RECORDS FOR PROCESSING -
== == ==
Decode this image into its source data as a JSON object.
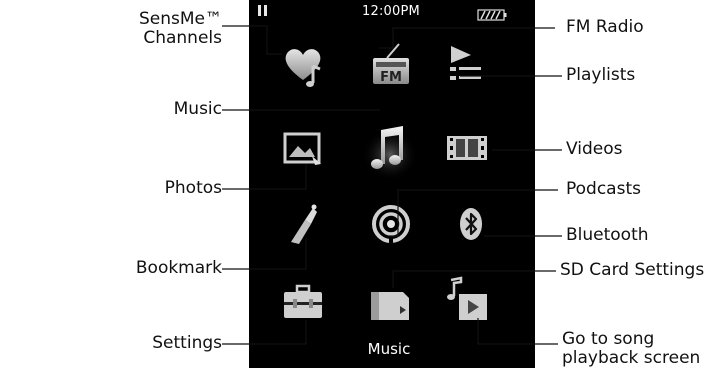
{
  "status_bar": {
    "time": "12:00PM",
    "play_state_icon": "pause-icon",
    "battery_icon": "battery-icon"
  },
  "menu_icons": [
    {
      "name": "sensme-channels-icon"
    },
    {
      "name": "fm-radio-icon",
      "glyph_text": "FM"
    },
    {
      "name": "playlists-icon"
    },
    {
      "name": "photos-icon"
    },
    {
      "name": "music-icon",
      "selected": true
    },
    {
      "name": "videos-icon"
    },
    {
      "name": "bookmark-icon"
    },
    {
      "name": "podcasts-icon"
    },
    {
      "name": "bluetooth-icon"
    },
    {
      "name": "settings-icon"
    },
    {
      "name": "sd-card-settings-icon"
    },
    {
      "name": "go-to-song-playback-icon"
    }
  ],
  "screen_label": "Music",
  "callouts": {
    "sensme": [
      "SensMe™",
      "Channels"
    ],
    "fm_radio": "FM Radio",
    "playlists": "Playlists",
    "music": "Music",
    "videos": "Videos",
    "photos": "Photos",
    "podcasts": "Podcasts",
    "bluetooth": "Bluetooth",
    "bookmark": "Bookmark",
    "sd_card_settings": "SD Card Settings",
    "settings": "Settings",
    "go_to_song": [
      "Go to song",
      "playback screen"
    ]
  },
  "colors": {
    "screen_background": "#000000",
    "icon_gray": "#c8c8c8",
    "selected_glow": "#6a6a6a"
  }
}
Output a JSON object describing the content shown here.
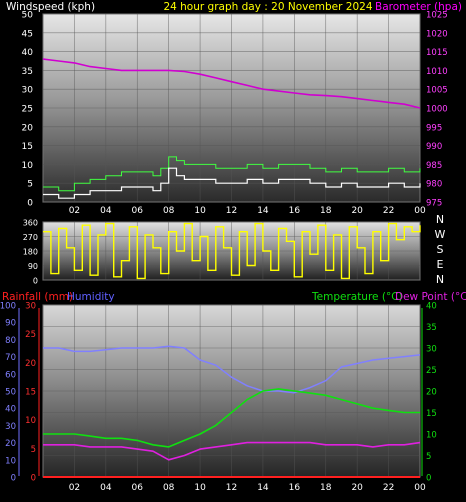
{
  "header": {
    "wind_label": "Windspeed (kph)",
    "title": "24 hour graph day : 20 November 2024",
    "baro_label": "Barometer (hpa)"
  },
  "panel2": {
    "compass": [
      "N",
      "W",
      "S",
      "E",
      "N"
    ]
  },
  "panel3": {
    "rain_label": "Rainfall (mm)",
    "humidity_label": "Humidity",
    "temp_label": "Temperature (°C)",
    "dew_label": "Dew Point (°C)"
  },
  "colors": {
    "wind": "#ffffff",
    "gust": "#40ff40",
    "barometer": "#d000d0",
    "direction": "#ffff00",
    "rain": "#ff2020",
    "humidity": "#8080ff",
    "temperature": "#10e010",
    "dewpoint": "#e020e0",
    "title": "#ffff00"
  },
  "chart_data": [
    {
      "type": "line",
      "title": "24 hour graph day : 20 November 2024",
      "x_ticks": [
        "02",
        "04",
        "06",
        "08",
        "10",
        "12",
        "14",
        "16",
        "18",
        "20",
        "22",
        "00"
      ],
      "xlim": [
        0,
        24
      ],
      "y_left": {
        "label": "Windspeed (kph)",
        "ylim": [
          0,
          50
        ],
        "ticks": [
          "0",
          "5",
          "10",
          "15",
          "20",
          "25",
          "30",
          "35",
          "40",
          "45",
          "50"
        ]
      },
      "y_right": {
        "label": "Barometer (hpa)",
        "ylim": [
          975,
          1025
        ],
        "ticks": [
          "975",
          "980",
          "985",
          "990",
          "995",
          "1000",
          "1005",
          "1010",
          "1015",
          "1020",
          "1025"
        ]
      },
      "series": [
        {
          "name": "Windspeed (kph)",
          "axis": "left",
          "x": [
            0,
            1,
            2,
            3,
            4,
            5,
            6,
            7,
            7.5,
            8,
            8.5,
            9,
            10,
            11,
            12,
            13,
            14,
            15,
            16,
            17,
            18,
            19,
            20,
            21,
            22,
            23,
            24
          ],
          "values": [
            2,
            1,
            2,
            3,
            3,
            4,
            4,
            3,
            5,
            9,
            7,
            6,
            6,
            5,
            5,
            6,
            5,
            6,
            6,
            5,
            4,
            5,
            4,
            4,
            5,
            4,
            5
          ]
        },
        {
          "name": "Gust",
          "axis": "left",
          "x": [
            0,
            1,
            2,
            3,
            4,
            5,
            6,
            7,
            7.5,
            8,
            8.5,
            9,
            10,
            11,
            12,
            13,
            14,
            15,
            16,
            17,
            18,
            19,
            20,
            21,
            22,
            23,
            24
          ],
          "values": [
            4,
            3,
            5,
            6,
            7,
            8,
            8,
            7,
            9,
            12,
            11,
            10,
            10,
            9,
            9,
            10,
            9,
            10,
            10,
            9,
            8,
            9,
            8,
            8,
            9,
            8,
            9
          ]
        },
        {
          "name": "Barometer (hpa)",
          "axis": "right",
          "x": [
            0,
            1,
            2,
            3,
            4,
            5,
            6,
            7,
            8,
            9,
            10,
            11,
            12,
            13,
            14,
            15,
            16,
            17,
            18,
            19,
            20,
            21,
            22,
            23,
            24
          ],
          "values": [
            1013,
            1012.5,
            1012,
            1011,
            1010.5,
            1010,
            1010,
            1010,
            1010,
            1009.7,
            1009,
            1008,
            1007,
            1006,
            1005,
            1004.5,
            1004,
            1003.5,
            1003.3,
            1003,
            1002.5,
            1002,
            1001.5,
            1001,
            1000
          ]
        }
      ]
    },
    {
      "type": "line",
      "x_ticks": [
        "02",
        "04",
        "06",
        "08",
        "10",
        "12",
        "14",
        "16",
        "18",
        "20",
        "22",
        "00"
      ],
      "xlim": [
        0,
        24
      ],
      "y_left": {
        "ylim": [
          0,
          360
        ],
        "ticks": [
          "0",
          "90",
          "180",
          "270",
          "360"
        ]
      },
      "series": [
        {
          "name": "Wind direction",
          "axis": "left",
          "x": [
            0,
            0.5,
            1,
            1.5,
            2,
            2.5,
            3,
            3.5,
            4,
            4.5,
            5,
            5.5,
            6,
            6.5,
            7,
            7.5,
            8,
            8.5,
            9,
            9.5,
            10,
            10.5,
            11,
            11.5,
            12,
            12.5,
            13,
            13.5,
            14,
            14.5,
            15,
            15.5,
            16,
            16.5,
            17,
            17.5,
            18,
            18.5,
            19,
            19.5,
            20,
            20.5,
            21,
            21.5,
            22,
            22.5,
            23,
            23.5,
            24
          ],
          "values": [
            300,
            40,
            320,
            200,
            60,
            340,
            30,
            280,
            350,
            20,
            120,
            330,
            10,
            280,
            200,
            40,
            300,
            180,
            350,
            120,
            270,
            60,
            330,
            200,
            30,
            300,
            90,
            350,
            180,
            60,
            320,
            240,
            20,
            300,
            160,
            340,
            60,
            280,
            10,
            330,
            200,
            40,
            300,
            120,
            350,
            250,
            330,
            300,
            340
          ]
        }
      ]
    },
    {
      "type": "line",
      "x_ticks": [
        "02",
        "04",
        "06",
        "08",
        "10",
        "12",
        "14",
        "16",
        "18",
        "20",
        "22",
        "00"
      ],
      "xlim": [
        0,
        24
      ],
      "y_left": {
        "label": "Humidity",
        "ylim": [
          0,
          100
        ],
        "ticks": [
          "0",
          "10",
          "20",
          "30",
          "40",
          "50",
          "60",
          "70",
          "80",
          "90",
          "100"
        ]
      },
      "y_left2": {
        "label": "Rainfall (mm)",
        "ylim": [
          0,
          30
        ],
        "ticks": [
          "0",
          "5",
          "10",
          "15",
          "20",
          "25",
          "30"
        ]
      },
      "y_right": {
        "label": "Temperature (°C)",
        "ylim": [
          0,
          40
        ],
        "ticks": [
          "0",
          "5",
          "10",
          "15",
          "20",
          "25",
          "30",
          "35",
          "40"
        ]
      },
      "series": [
        {
          "name": "Humidity",
          "axis": "left",
          "x": [
            0,
            1,
            2,
            3,
            4,
            5,
            6,
            7,
            8,
            9,
            10,
            11,
            12,
            13,
            14,
            15,
            16,
            17,
            18,
            19,
            20,
            21,
            22,
            23,
            24
          ],
          "values": [
            75,
            75,
            73,
            73,
            74,
            75,
            75,
            75,
            76,
            75,
            68,
            65,
            58,
            53,
            50,
            50,
            49,
            52,
            56,
            64,
            66,
            68,
            69,
            70,
            71
          ]
        },
        {
          "name": "Rainfall (mm)",
          "axis": "left2",
          "x": [
            0,
            24
          ],
          "values": [
            0,
            0
          ]
        },
        {
          "name": "Temperature (°C)",
          "axis": "right",
          "x": [
            0,
            1,
            2,
            3,
            4,
            5,
            6,
            7,
            8,
            9,
            10,
            11,
            12,
            13,
            14,
            15,
            16,
            17,
            18,
            19,
            20,
            21,
            22,
            23,
            24
          ],
          "values": [
            10,
            10,
            10,
            9.5,
            9,
            9,
            8.5,
            7.5,
            7,
            8.5,
            10,
            12,
            15,
            18,
            20,
            20.5,
            20,
            19.5,
            19,
            18,
            17,
            16,
            15.5,
            15,
            15
          ]
        },
        {
          "name": "Dew Point (°C)",
          "axis": "right",
          "x": [
            0,
            1,
            2,
            3,
            4,
            5,
            6,
            7,
            8,
            9,
            10,
            11,
            12,
            13,
            14,
            15,
            16,
            17,
            18,
            19,
            20,
            21,
            22,
            23,
            24
          ],
          "values": [
            7.5,
            7.5,
            7.5,
            7,
            7,
            7,
            6.5,
            6,
            4,
            5,
            6.5,
            7,
            7.5,
            8,
            8,
            8,
            8,
            8,
            7.5,
            7.5,
            7.5,
            7,
            7.5,
            7.5,
            8
          ]
        }
      ]
    }
  ]
}
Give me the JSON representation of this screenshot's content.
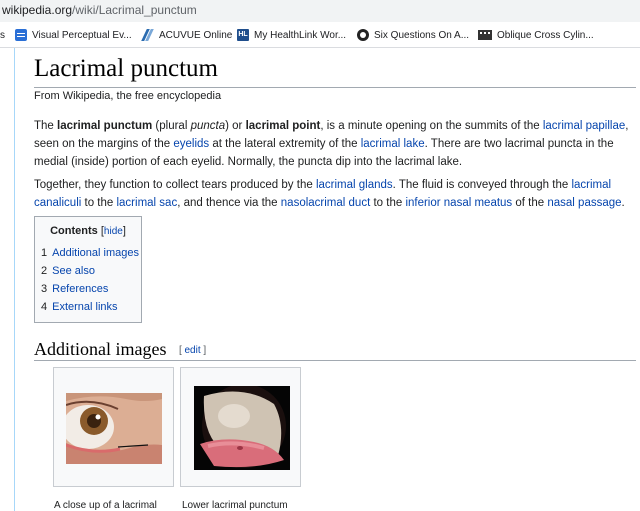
{
  "browser": {
    "url_domain": "wikipedia.org",
    "url_path": "/wiki/Lacrimal_punctum",
    "bookmarks": [
      {
        "label": "s",
        "icon": "none"
      },
      {
        "label": "Visual Perceptual Ev...",
        "icon": "document-icon"
      },
      {
        "label": "ACUVUE Online",
        "icon": "acuvue-logo-icon"
      },
      {
        "label": "My HealthLink Wor...",
        "icon": "healthlink-icon"
      },
      {
        "label": "Six Questions On A...",
        "icon": "six-questions-icon"
      },
      {
        "label": "Oblique Cross Cylin...",
        "icon": "oblique-icon"
      }
    ],
    "hl_icon_text": "HL"
  },
  "article": {
    "title": "Lacrimal punctum",
    "tagline": "From Wikipedia, the free encyclopedia",
    "p1": [
      "The ",
      "lacrimal punctum",
      " (plural ",
      "puncta",
      ") or ",
      "lacrimal point",
      ", is a minute opening on the summits of the ",
      "lacrimal papillae",
      ", seen on the margins of the ",
      "eyelids",
      " at the lateral extremity of the ",
      "lacrimal lake",
      ". There are two lacrimal puncta in the medial (inside) portion of each eyelid. Normally, the puncta dip into the lacrimal lake."
    ],
    "p2": [
      "Together, they function to collect tears produced by the ",
      "lacrimal glands",
      ". The fluid is conveyed through the ",
      "lacrimal canaliculi",
      " to the ",
      "lacrimal sac",
      ", and thence via the ",
      "nasolacrimal duct",
      " to the ",
      "inferior nasal meatus",
      " of the ",
      "nasal passage",
      "."
    ]
  },
  "toc": {
    "title": "Contents",
    "hide_label": "hide",
    "items": [
      {
        "num": "1",
        "label": "Additional images"
      },
      {
        "num": "2",
        "label": "See also"
      },
      {
        "num": "3",
        "label": "References"
      },
      {
        "num": "4",
        "label": "External links"
      }
    ]
  },
  "section": {
    "heading": "Additional images",
    "edit_label": "edit"
  },
  "gallery": [
    {
      "caption": "A close up of a lacrimal"
    },
    {
      "caption": "Lower lacrimal punctum"
    }
  ],
  "colors": {
    "link": "#0645ad",
    "rule": "#a2a9b1",
    "toc_bg": "#f8f9fa"
  }
}
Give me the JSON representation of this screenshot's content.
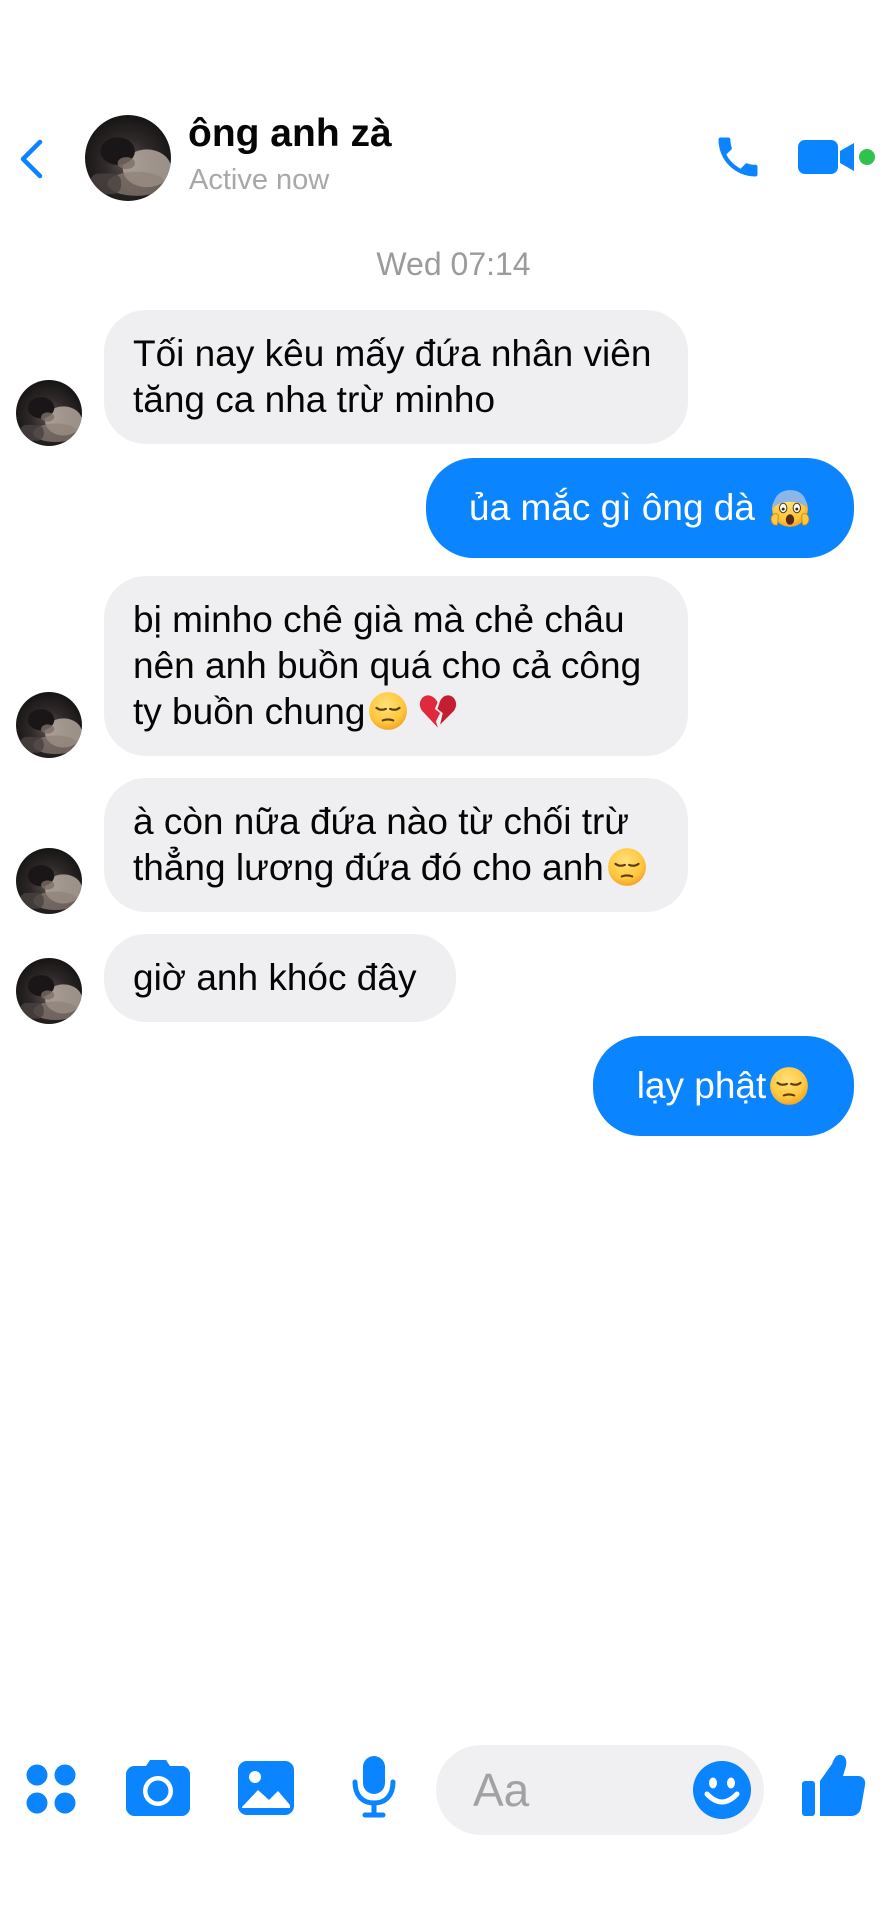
{
  "header": {
    "back_icon": "chevron-left-icon",
    "contact_name": "ông anh zà",
    "status": "Active now",
    "call_icon": "phone-icon",
    "video_icon": "video-camera-icon",
    "active_indicator_color": "#31c24d"
  },
  "conversation": {
    "timestamp": "Wed 07:14",
    "messages": [
      {
        "direction": "incoming",
        "lines": [
          "Tối nay kêu mấy đứa nhân viên",
          "tăng ca nha trừ minho"
        ],
        "emojis": []
      },
      {
        "direction": "outgoing",
        "lines": [
          "ủa mắc gì ông dà"
        ],
        "emojis": [
          "face-screaming-in-fear"
        ]
      },
      {
        "direction": "incoming",
        "lines": [
          "bị minho chê già mà chẻ châu",
          "nên anh buồn quá cho cả công",
          "ty buồn chung"
        ],
        "emojis": [
          "pensive-face",
          "broken-heart"
        ]
      },
      {
        "direction": "incoming",
        "lines": [
          "à còn nữa đứa nào từ chối trừ",
          "thẳng lương đứa đó cho anh"
        ],
        "emojis": [
          "pensive-face"
        ]
      },
      {
        "direction": "incoming",
        "lines": [
          "giờ anh khóc đây"
        ],
        "emojis": []
      },
      {
        "direction": "outgoing",
        "lines": [
          "lạy phật"
        ],
        "emojis": [
          "pensive-face"
        ]
      }
    ]
  },
  "composer": {
    "apps_icon": "four-dots-icon",
    "camera_icon": "camera-icon",
    "gallery_icon": "photo-gallery-icon",
    "mic_icon": "microphone-icon",
    "input_placeholder": "Aa",
    "emoji_icon": "smiley-face-icon",
    "like_icon": "thumbs-up-icon"
  },
  "colors": {
    "accent": "#0a84ff",
    "incoming_bubble": "#efeff1",
    "outgoing_bubble": "#0a84ff",
    "secondary_text": "#a8a8a8"
  }
}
== == ==
DIRECTIONS FOR THIS TASK -
Say how many lines in the records above hold "JSON", and give no other text.

THE COMPLETED TASK -
4